(Items from a figure collection)
----
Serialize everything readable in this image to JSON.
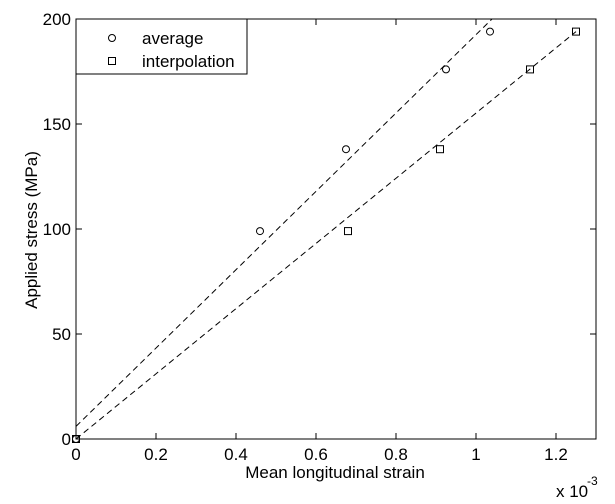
{
  "chart_data": {
    "type": "scatter",
    "title": "",
    "xlabel": "Mean longitudinal strain",
    "ylabel": "Applied stress (MPa)",
    "x_multiplier_label": "x 10",
    "x_multiplier_exponent": "-3",
    "xlim": [
      0,
      1.3
    ],
    "ylim": [
      0,
      200
    ],
    "xticks": [
      0,
      0.2,
      0.4,
      0.6,
      0.8,
      1,
      1.2
    ],
    "xtick_labels": [
      "0",
      "0.2",
      "0.4",
      "0.6",
      "0.8",
      "1",
      "1.2"
    ],
    "yticks": [
      0,
      50,
      100,
      150,
      200
    ],
    "ytick_labels": [
      "0",
      "50",
      "100",
      "150",
      "200"
    ],
    "grid": false,
    "legend_position": "top-left",
    "series": [
      {
        "name": "average",
        "marker": "circle",
        "x": [
          0,
          0.46,
          0.675,
          0.925,
          1.035
        ],
        "y": [
          0,
          99,
          138,
          176,
          194
        ],
        "fit_line": {
          "x": [
            0,
            1.04
          ],
          "y": [
            6,
            200
          ]
        }
      },
      {
        "name": "interpolation",
        "marker": "square",
        "x": [
          0,
          0.68,
          0.91,
          1.135,
          1.25
        ],
        "y": [
          0,
          99,
          138,
          176,
          194
        ],
        "fit_line": {
          "x": [
            0,
            1.25
          ],
          "y": [
            0,
            194
          ]
        }
      }
    ]
  }
}
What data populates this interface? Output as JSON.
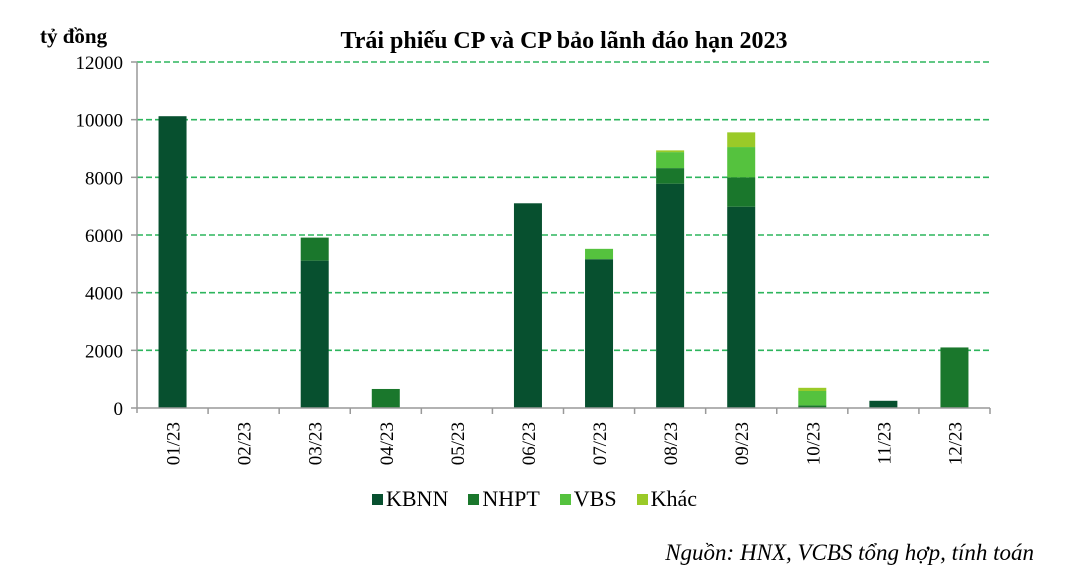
{
  "chart_data": {
    "type": "bar",
    "stacked": true,
    "title": "Trái phiếu CP và CP bảo lãnh đáo hạn 2023",
    "xlabel": "",
    "ylabel": "tỷ đồng",
    "ylim": [
      0,
      12000
    ],
    "yticks": [
      0,
      2000,
      4000,
      6000,
      8000,
      10000,
      12000
    ],
    "grid": true,
    "legend_position": "bottom",
    "categories": [
      "01/23",
      "02/23",
      "03/23",
      "04/23",
      "05/23",
      "06/23",
      "07/23",
      "08/23",
      "09/23",
      "10/23",
      "11/23",
      "12/23"
    ],
    "series": [
      {
        "name": "KBNN",
        "color": "#07502F",
        "values": [
          10120,
          0,
          5110,
          0,
          0,
          7100,
          5160,
          7780,
          6980,
          0,
          250,
          0
        ]
      },
      {
        "name": "NHPT",
        "color": "#1A772C",
        "values": [
          0,
          0,
          800,
          660,
          0,
          0,
          0,
          540,
          1020,
          90,
          0,
          2100
        ]
      },
      {
        "name": "VBS",
        "color": "#55C23E",
        "values": [
          0,
          0,
          0,
          0,
          0,
          0,
          360,
          555,
          1050,
          500,
          0,
          0
        ]
      },
      {
        "name": "Khác",
        "color": "#9ACA28",
        "values": [
          0,
          0,
          0,
          0,
          0,
          0,
          0,
          60,
          510,
          110,
          0,
          0
        ]
      }
    ],
    "source": "Nguồn: HNX, VCBS tổng hợp, tính toán"
  },
  "header": {
    "title": "Trái phiếu CP và CP bảo lãnh đáo hạn 2023",
    "unit": "tỷ đồng"
  },
  "colors": {
    "grid": "#2DB55D",
    "axis": "#999999"
  },
  "legend": [
    {
      "label": "KBNN",
      "color": "#07502F"
    },
    {
      "label": "NHPT",
      "color": "#1A772C"
    },
    {
      "label": "VBS",
      "color": "#55C23E"
    },
    {
      "label": "Khác",
      "color": "#9ACA28"
    }
  ],
  "footer": {
    "source": "Nguồn: HNX, VCBS tổng hợp, tính toán"
  }
}
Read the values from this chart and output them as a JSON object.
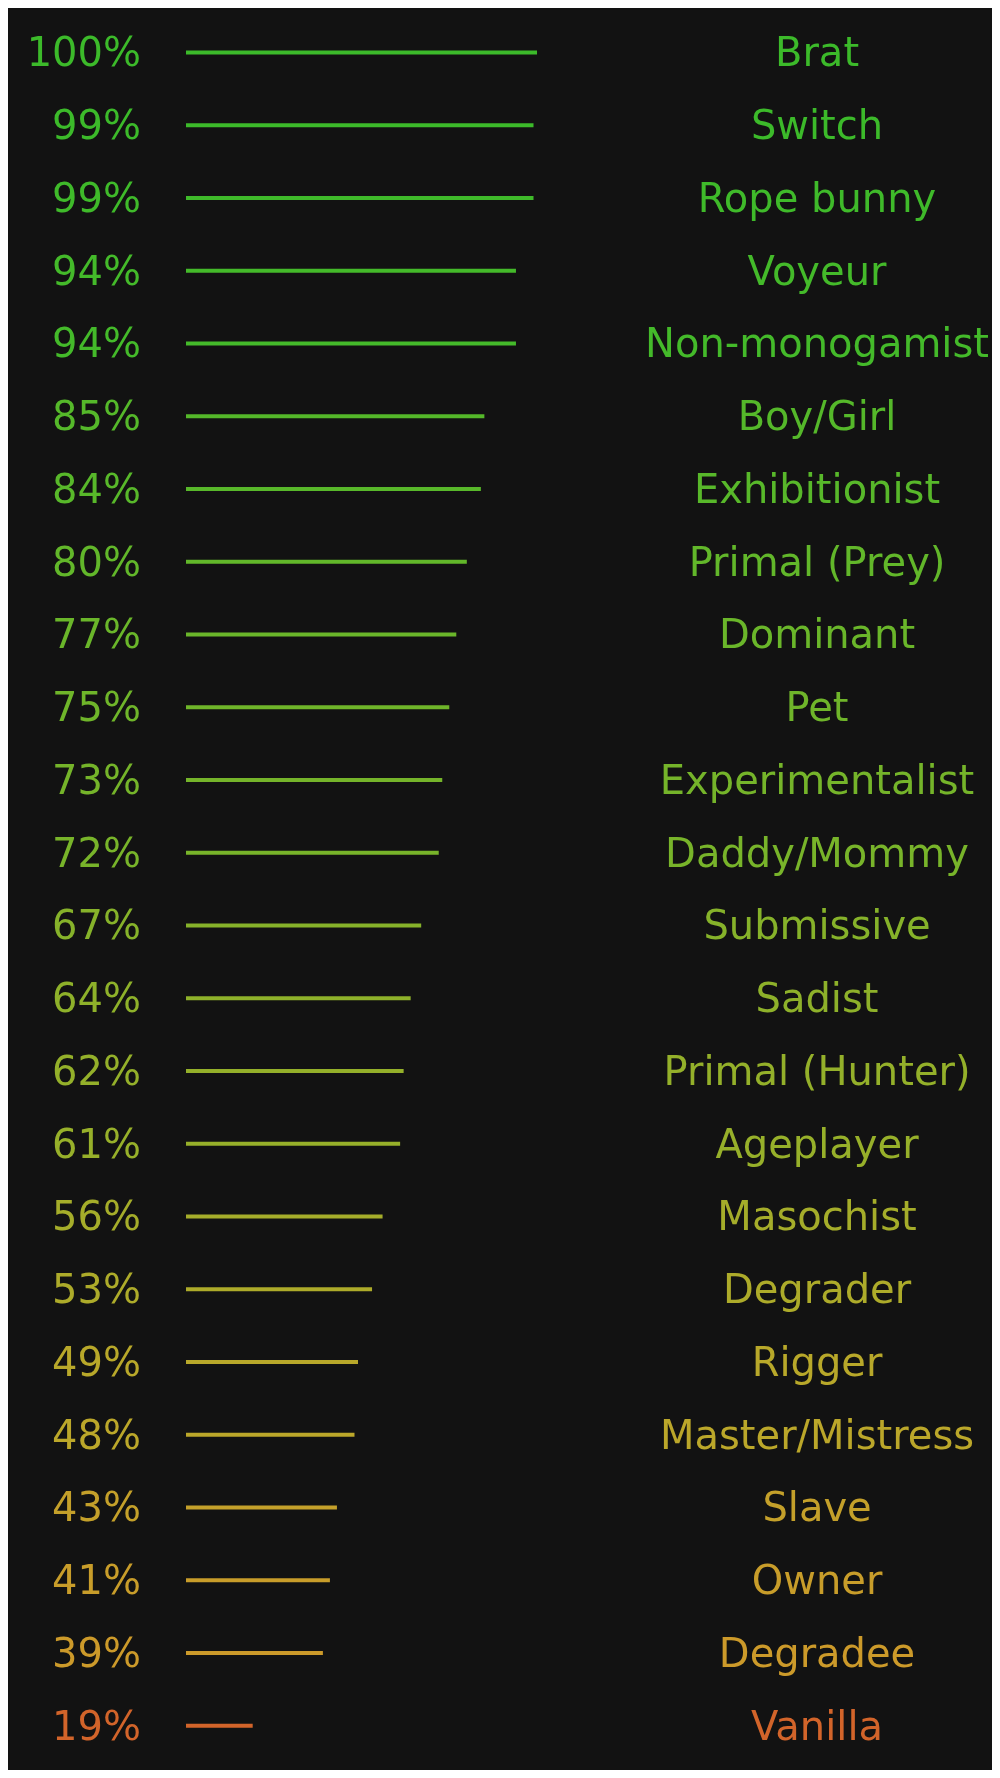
{
  "chart_data": {
    "type": "bar",
    "orientation": "horizontal",
    "categories": [
      "Brat",
      "Switch",
      "Rope bunny",
      "Voyeur",
      "Non-monogamist",
      "Boy/Girl",
      "Exhibitionist",
      "Primal (Prey)",
      "Dominant",
      "Pet",
      "Experimentalist",
      "Daddy/Mommy",
      "Submissive",
      "Sadist",
      "Primal (Hunter)",
      "Ageplayer",
      "Masochist",
      "Degrader",
      "Rigger",
      "Master/Mistress",
      "Slave",
      "Owner",
      "Degradee",
      "Vanilla"
    ],
    "values": [
      100,
      99,
      99,
      94,
      94,
      85,
      84,
      80,
      77,
      75,
      73,
      72,
      67,
      64,
      62,
      61,
      56,
      53,
      49,
      48,
      43,
      41,
      39,
      19
    ],
    "value_labels": [
      "100%",
      "99%",
      "99%",
      "94%",
      "94%",
      "85%",
      "84%",
      "80%",
      "77%",
      "75%",
      "73%",
      "72%",
      "67%",
      "64%",
      "62%",
      "61%",
      "56%",
      "53%",
      "49%",
      "48%",
      "43%",
      "41%",
      "39%",
      "19%"
    ],
    "colors": [
      "#3cba2a",
      "#3cba2a",
      "#3fba2a",
      "#44ba2a",
      "#44ba2a",
      "#55b82a",
      "#58b82a",
      "#62b72a",
      "#6ab62a",
      "#6fb52a",
      "#75b42a",
      "#78b42a",
      "#86b22a",
      "#8eb12a",
      "#94b02a",
      "#97b02a",
      "#a5ad2a",
      "#adab2a",
      "#b8a82a",
      "#bba72a",
      "#c4a02a",
      "#c89d2a",
      "#cc9a2a",
      "#d2642a"
    ]
  }
}
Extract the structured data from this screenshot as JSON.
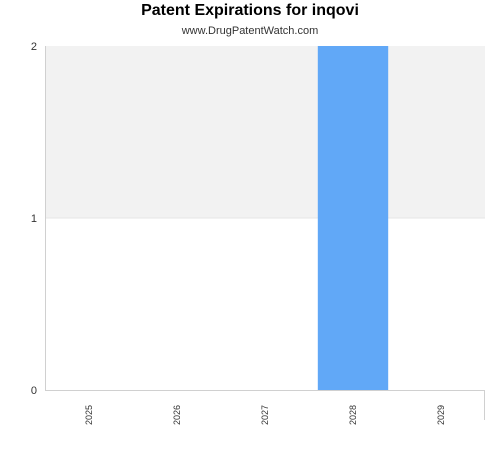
{
  "chart_data": {
    "type": "bar",
    "title": "Patent Expirations for inqovi",
    "subtitle": "www.DrugPatentWatch.com",
    "categories": [
      "2025",
      "2026",
      "2027",
      "2028",
      "2029"
    ],
    "values": [
      0,
      0,
      0,
      2,
      0
    ],
    "ylim": [
      0,
      2
    ],
    "yticks": [
      "0",
      "1",
      "2"
    ],
    "xlabel": "",
    "ylabel": "",
    "grid": true,
    "colors": {
      "bar": "#61a8f7",
      "band": "#f2f2f2",
      "plot_bg": "#ffffff",
      "axis": "#d0d0d0"
    }
  }
}
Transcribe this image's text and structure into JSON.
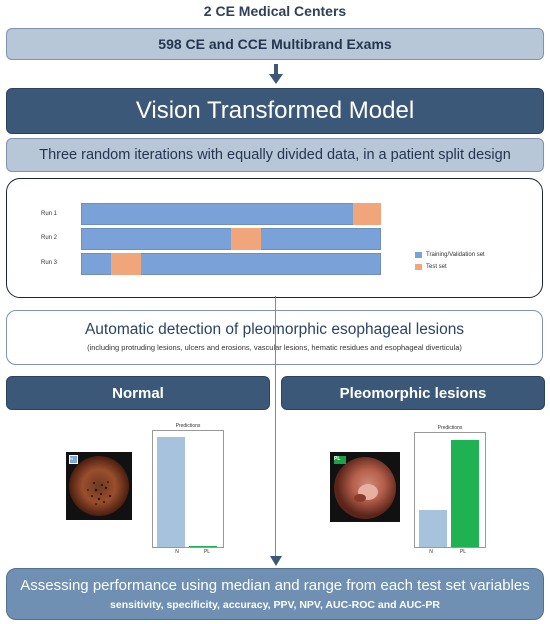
----
§ THE TASK: Write out each entry exactly as given, but skip the pictures.

§ REPLY TO THE EXERCISE:
Serialize everything readable in this image to JSON.
{
  "chart_data": {
    "type": "scatter",
    "title": "",
    "xlabel": "Mean longitudinal strain",
    "ylabel": "Applied stress (MPa)",
    "x_multiplier_label": "x 10",
    "x_multiplier_exponent": "-3",
    "xlim": [
      0,
      1.3
    ],
    "ylim": [
      0,
      200
    ],
    "xticks": [
      0,
      0.2,
      0.4,
      0.6,
      0.8,
      1,
      1.2
    ],
    "xtick_labels": [
      "0",
      "0.2",
      "0.4",
      "0.6",
      "0.8",
      "1",
      "1.2"
    ],
    "yticks": [
      0,
      50,
      100,
      150,
      200
    ],
    "ytick_labels": [
      "0",
      "50",
      "100",
      "150",
      "200"
    ],
    "grid": false,
    "legend_position": "top-left",
    "series": [
      {
        "name": "average",
        "marker": "circle",
        "x": [
          0,
          0.46,
          0.675,
          0.925,
          1.035
        ],
        "y": [
          0,
          99,
          138,
          176,
          194
        ],
        "fit_line": {
          "x": [
            0,
            1.04
          ],
          "y": [
            6,
            200
          ]
        }
      },
      {
        "name": "interpolation",
        "marker": "square",
        "x": [
          0,
          0.68,
          0.91,
          1.135,
          1.25
        ],
        "y": [
          0,
          99,
          138,
          176,
          194
        ],
        "fit_line": {
          "x": [
            0,
            1.25
          ],
          "y": [
            0,
            194
          ]
        }
      }
    ]
  }
}
What data populates this interface? Output as JSON.
{
  "chart_data": {
    "type": "bar",
    "stacked": true,
    "title": "Trái phiếu CP và CP bảo lãnh đáo hạn 2023",
    "xlabel": "",
    "ylabel": "tỷ đồng",
    "ylim": [
      0,
      12000
    ],
    "yticks": [
      0,
      2000,
      4000,
      6000,
      8000,
      10000,
      12000
    ],
    "grid": true,
    "legend_position": "bottom",
    "categories": [
      "01/23",
      "02/23",
      "03/23",
      "04/23",
      "05/23",
      "06/23",
      "07/23",
      "08/23",
      "09/23",
      "10/23",
      "11/23",
      "12/23"
    ],
    "series": [
      {
        "name": "KBNN",
        "color": "#07502F",
        "values": [
          10120,
          0,
          5110,
          0,
          0,
          7100,
          5160,
          7780,
          6980,
          0,
          250,
          0
        ]
      },
      {
        "name": "NHPT",
        "color": "#1A772C",
        "values": [
          0,
          0,
          800,
          660,
          0,
          0,
          0,
          540,
          1020,
          90,
          0,
          2100
        ]
      },
      {
        "name": "VBS",
        "color": "#55C23E",
        "values": [
          0,
          0,
          0,
          0,
          0,
          0,
          360,
          555,
          1050,
          500,
          0,
          0
        ]
      },
      {
        "name": "Khác",
        "color": "#9ACA28",
        "values": [
          0,
          0,
          0,
          0,
          0,
          0,
          0,
          60,
          510,
          110,
          0,
          0
        ]
      }
    ],
    "source": "Nguồn: HNX, VCBS tổng hợp, tính toán"
  },
  "header": {
    "title": "Trái phiếu CP và CP bảo lãnh đáo hạn 2023",
    "unit": "tỷ đồng"
  },
  "colors": {
    "grid": "#2DB55D",
    "axis": "#999999"
  },
  "legend": [
    {
      "label": "KBNN",
      "color": "#07502F"
    },
    {
      "label": "NHPT",
      "color": "#1A772C"
    },
    {
      "label": "VBS",
      "color": "#55C23E"
    },
    {
      "label": "Khác",
      "color": "#9ACA28"
    }
  ],
  "footer": {
    "source": "Nguồn: HNX, VCBS tổng hợp, tính toán"
  }
}
Read the values from this chart and output them as a JSON object.
{
  "chart_data": {
    "type": "bar",
    "orientation": "horizontal",
    "categories": [
      "Brat",
      "Switch",
      "Rope bunny",
      "Voyeur",
      "Non-monogamist",
      "Boy/Girl",
      "Exhibitionist",
      "Primal (Prey)",
      "Dominant",
      "Pet",
      "Experimentalist",
      "Daddy/Mommy",
      "Submissive",
      "Sadist",
      "Primal (Hunter)",
      "Ageplayer",
      "Masochist",
      "Degrader",
      "Rigger",
      "Master/Mistress",
      "Slave",
      "Owner",
      "Degradee",
      "Vanilla"
    ],
    "values": [
      100,
      99,
      99,
      94,
      94,
      85,
      84,
      80,
      77,
      75,
      73,
      72,
      67,
      64,
      62,
      61,
      56,
      53,
      49,
      48,
      43,
      41,
      39,
      19
    ],
    "value_labels": [
      "100%",
      "99%",
      "99%",
      "94%",
      "94%",
      "85%",
      "84%",
      "80%",
      "77%",
      "75%",
      "73%",
      "72%",
      "67%",
      "64%",
      "62%",
      "61%",
      "56%",
      "53%",
      "49%",
      "48%",
      "43%",
      "41%",
      "39%",
      "19%"
    ],
    "colors": [
      "#3cba2a",
      "#3cba2a",
      "#3fba2a",
      "#44ba2a",
      "#44ba2a",
      "#55b82a",
      "#58b82a",
      "#62b72a",
      "#6ab62a",
      "#6fb52a",
      "#75b42a",
      "#78b42a",
      "#86b22a",
      "#8eb12a",
      "#94b02a",
      "#97b02a",
      "#a5ad2a",
      "#adab2a",
      "#b8a82a",
      "#bba72a",
      "#c4a02a",
      "#c89d2a",
      "#cc9a2a",
      "#d2642a"
    ]
  }
}
Extract the structured data from this screenshot as JSON.
{
  "chart_data": {
    "type": "bar",
    "title": "Patent Expirations for inqovi",
    "subtitle": "www.DrugPatentWatch.com",
    "categories": [
      "2025",
      "2026",
      "2027",
      "2028",
      "2029"
    ],
    "values": [
      0,
      0,
      0,
      2,
      0
    ],
    "ylim": [
      0,
      2
    ],
    "yticks": [
      "0",
      "1",
      "2"
    ],
    "xlabel": "",
    "ylabel": "",
    "grid": true,
    "colors": {
      "bar": "#61a8f7",
      "band": "#f2f2f2",
      "plot_bg": "#ffffff",
      "axis": "#d0d0d0"
    }
  }
}
Transcribe this image's text and structure into JSON.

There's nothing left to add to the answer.